> _TASK REQUIREMENTS_
Rewrite every line of the records below as a JSON list of strings, with one string per line and blank lines omitted.

# start of EXTRACTED MATERIAL

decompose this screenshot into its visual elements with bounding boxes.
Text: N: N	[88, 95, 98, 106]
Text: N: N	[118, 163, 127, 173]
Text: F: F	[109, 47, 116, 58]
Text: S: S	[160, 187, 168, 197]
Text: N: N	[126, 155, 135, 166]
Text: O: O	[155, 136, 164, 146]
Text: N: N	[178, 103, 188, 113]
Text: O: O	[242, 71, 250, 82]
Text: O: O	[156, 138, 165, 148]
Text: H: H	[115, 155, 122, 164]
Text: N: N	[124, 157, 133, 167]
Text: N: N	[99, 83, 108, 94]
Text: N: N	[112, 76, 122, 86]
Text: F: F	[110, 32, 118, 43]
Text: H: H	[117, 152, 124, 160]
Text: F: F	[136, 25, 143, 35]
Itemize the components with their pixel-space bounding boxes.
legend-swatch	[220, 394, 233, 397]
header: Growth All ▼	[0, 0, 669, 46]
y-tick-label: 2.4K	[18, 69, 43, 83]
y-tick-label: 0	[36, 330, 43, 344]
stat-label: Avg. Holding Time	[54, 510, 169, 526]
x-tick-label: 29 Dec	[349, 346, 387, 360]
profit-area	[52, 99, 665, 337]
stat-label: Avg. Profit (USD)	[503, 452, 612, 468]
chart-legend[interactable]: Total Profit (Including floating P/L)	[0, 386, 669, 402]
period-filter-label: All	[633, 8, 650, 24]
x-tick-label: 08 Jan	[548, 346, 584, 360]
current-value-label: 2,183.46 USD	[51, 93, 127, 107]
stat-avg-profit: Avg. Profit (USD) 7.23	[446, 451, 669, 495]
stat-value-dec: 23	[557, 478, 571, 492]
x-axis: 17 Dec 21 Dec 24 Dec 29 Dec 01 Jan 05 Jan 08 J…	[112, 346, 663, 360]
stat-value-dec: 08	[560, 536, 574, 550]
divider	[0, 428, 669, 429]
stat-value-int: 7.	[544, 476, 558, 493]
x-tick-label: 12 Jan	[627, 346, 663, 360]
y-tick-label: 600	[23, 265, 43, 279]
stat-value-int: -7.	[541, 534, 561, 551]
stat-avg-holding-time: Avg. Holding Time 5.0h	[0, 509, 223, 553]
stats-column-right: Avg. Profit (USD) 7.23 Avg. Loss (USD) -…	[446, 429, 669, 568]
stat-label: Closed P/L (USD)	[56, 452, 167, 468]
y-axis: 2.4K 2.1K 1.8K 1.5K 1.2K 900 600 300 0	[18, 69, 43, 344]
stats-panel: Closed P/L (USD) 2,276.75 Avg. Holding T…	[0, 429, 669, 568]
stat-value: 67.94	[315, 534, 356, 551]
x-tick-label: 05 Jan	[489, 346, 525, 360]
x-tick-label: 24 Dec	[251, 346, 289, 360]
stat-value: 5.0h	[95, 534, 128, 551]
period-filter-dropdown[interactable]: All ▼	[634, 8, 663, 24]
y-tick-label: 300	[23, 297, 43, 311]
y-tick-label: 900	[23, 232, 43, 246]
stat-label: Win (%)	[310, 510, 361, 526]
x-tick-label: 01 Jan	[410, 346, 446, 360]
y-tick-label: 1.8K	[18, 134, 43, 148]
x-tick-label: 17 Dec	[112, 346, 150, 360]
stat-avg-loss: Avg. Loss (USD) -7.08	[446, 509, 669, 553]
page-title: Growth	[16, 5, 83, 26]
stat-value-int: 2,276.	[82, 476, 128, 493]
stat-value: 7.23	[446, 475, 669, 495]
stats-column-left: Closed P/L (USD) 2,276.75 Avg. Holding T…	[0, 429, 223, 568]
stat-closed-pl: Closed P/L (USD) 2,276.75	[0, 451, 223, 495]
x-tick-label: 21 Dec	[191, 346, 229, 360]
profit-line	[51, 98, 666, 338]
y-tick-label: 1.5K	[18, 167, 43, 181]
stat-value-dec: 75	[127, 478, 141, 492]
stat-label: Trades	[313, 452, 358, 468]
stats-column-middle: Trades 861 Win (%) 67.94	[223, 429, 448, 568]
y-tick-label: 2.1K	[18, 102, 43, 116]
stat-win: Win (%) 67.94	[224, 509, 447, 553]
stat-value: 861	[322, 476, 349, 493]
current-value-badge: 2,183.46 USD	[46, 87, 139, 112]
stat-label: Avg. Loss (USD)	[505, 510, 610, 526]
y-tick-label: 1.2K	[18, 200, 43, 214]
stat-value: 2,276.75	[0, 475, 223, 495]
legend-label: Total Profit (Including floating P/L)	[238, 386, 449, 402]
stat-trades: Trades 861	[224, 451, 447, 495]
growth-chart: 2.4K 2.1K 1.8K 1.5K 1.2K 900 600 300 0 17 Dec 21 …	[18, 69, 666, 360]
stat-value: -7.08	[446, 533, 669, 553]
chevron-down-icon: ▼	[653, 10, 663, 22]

# end of EXTRACTED MATERIAL

> _WRITTEN REPLY_
[
  "decompose this screenshot into its visual elements with bounding boxes.",
  "Text: N: N\t[88, 95, 98, 106]",
  "Text: N: N\t[118, 163, 127, 173]",
  "Text: F: F\t[109, 47, 116, 58]",
  "Text: S: S\t[160, 187, 168, 197]",
  "Text: N: N\t[126, 155, 135, 166]",
  "Text: O: O\t[155, 136, 164, 146]",
  "Text: N: N\t[178, 103, 188, 113]",
  "Text: O: O\t[242, 71, 250, 82]",
  "Text: O: O\t[156, 138, 165, 148]",
  "Text: H: H\t[115, 155, 122, 164]",
  "Text: N: N\t[124, 157, 133, 167]",
  "Text: N: N\t[99, 83, 108, 94]",
  "Text: N: N\t[112, 76, 122, 86]",
  "Text: F: F\t[110, 32, 118, 43]",
  "Text: H: H\t[117, 152, 124, 160]",
  "Text: F: F\t[136, 25, 143, 35]",
  "Itemize the components with their pixel-space bounding boxes.",
  "legend-swatch\t[220, 394, 233, 397]",
  "header: Growth All ▼\t[0, 0, 669, 46]",
  "y-tick-label: 2.4K\t[18, 69, 43, 83]",
  "y-tick-label: 0\t[36, 330, 43, 344]",
  "stat-label: Avg. Holding Time\t[54, 510, 169, 526]",
  "x-tick-label: 29 Dec\t[349, 346, 387, 360]",
  "profit-area\t[52, 99, 665, 337]",
  "stat-label: Avg. Profit (USD)\t[503, 452, 612, 468]",
  "chart-legend[interactable]: Total Profit (Including floating P/L)\t[0, 386, 669, 402]",
  "period-filter-label: All\t[633, 8, 650, 24]",
  "x-tick-label: 08 Jan\t[548, 346, 584, 360]",
  "current-value-label: 2,183.46 USD\t[51, 93, 127, 107]",
  "stat-avg-profit: Avg. Profit (USD) 7.23\t[446, 451, 669, 495]",
  "stat-value-dec: 23\t[557, 478, 571, 492]",
  "x-axis: 17 Dec 21 Dec 24 Dec 29 Dec 01 Jan 05 Jan 08 J…\t[112, 346, 663, 360]",
  "stat-value-dec: 08\t[560, 536, 574, 550]",
  "divider\t[0, 428, 669, 429]",
  "stat-value-int: 7.\t[544, 476, 558, 493]",
  "x-tick-label: 12 Jan\t[627, 346, 663, 360]",
  "y-tick-label: 600\t[23, 265, 43, 279]",
  "stat-value-int: -7.\t[541, 534, 561, 551]",
  "stat-avg-holding-time: Avg. Holding Time 5.0h\t[0, 509, 223, 553]",
  "stats-column-right: Avg. Profit (USD) 7.23 Avg. Loss (USD) -…\t[446, 429, 669, 568]",
  "stat-label: Closed P/L (USD)\t[56, 452, 167, 468]",
  "y-axis: 2.4K 2.1K 1.8K 1.5K 1.2K 900 600 300 0\t[18, 69, 43, 344]",
  "stats-panel: Closed P/L (USD) 2,276.75 Avg. Holding T…\t[0, 429, 669, 568]",
  "stat-value: 67.94\t[315, 534, 356, 551]",
  "x-tick-label: 05 Jan\t[489, 346, 525, 360]",
  "x-tick-label: 24 Dec\t[251, 346, 289, 360]",
  "stat-value: 5.0h\t[95, 534, 128, 551]",
  "period-filter-dropdown[interactable]: All ▼\t[634, 8, 663, 24]",
  "y-tick-label: 300\t[23, 297, 43, 311]",
  "y-tick-label: 900\t[23, 232, 43, 246]",
  "stat-label: Win (%)\t[310, 510, 361, 526]",
  "x-tick-label: 01 Jan\t[410, 346, 446, 360]",
  "y-tick-label: 1.8K\t[18, 134, 43, 148]",
  "x-tick-label: 17 Dec\t[112, 346, 150, 360]",
  "stat-avg-loss: Avg. Loss (USD) -7.08\t[446, 509, 669, 553]",
  "page-title: Growth\t[16, 5, 83, 26]",
  "stat-value-int: 2,276.\t[82, 476, 128, 493]",
  "stat-value: 7.23\t[446, 475, 669, 495]",
  "stats-column-left: Closed P/L (USD) 2,276.75 Avg. Holding T…\t[0, 429, 223, 568]",
  "stat-closed-pl: Closed P/L (USD) 2,276.75\t[0, 451, 223, 495]",
  "x-tick-label: 21 Dec\t[191, 346, 229, 360]",
  "profit-line\t[51, 98, 666, 338]",
  "y-tick-label: 1.5K\t[18, 167, 43, 181]",
  "stat-value-dec: 75\t[127, 478, 141, 492]",
  "stat-label: Trades\t[313, 452, 358, 468]",
  "stats-column-middle: Trades 861 Win (%) 67.94\t[223, 429, 448, 568]",
  "y-tick-label: 2.1K\t[18, 102, 43, 116]",
  "stat-win: Win (%) 67.94\t[224, 509, 447, 553]",
  "stat-value: 861\t[322, 476, 349, 493]",
  "current-value-badge: 2,183.46 USD\t[46, 87, 139, 112]",
  "stat-label: Avg. Loss (USD)\t[505, 510, 610, 526]",
  "y-tick-label: 1.2K\t[18, 200, 43, 214]",
  "stat-value: 2,276.75\t[0, 475, 223, 495]",
  "legend-label: Total Profit (Including floating P/L)\t[238, 386, 449, 402]",
  "stat-trades: Trades 861\t[224, 451, 447, 495]",
  "growth-chart: 2.4K 2.1K 1.8K 1.5K 1.2K 900 600 300 0 17 Dec 21 …\t[18, 69, 666, 360]",
  "stat-value: -7.08\t[446, 533, 669, 553]",
  "chevron-down-icon: ▼\t[653, 10, 663, 22]"
]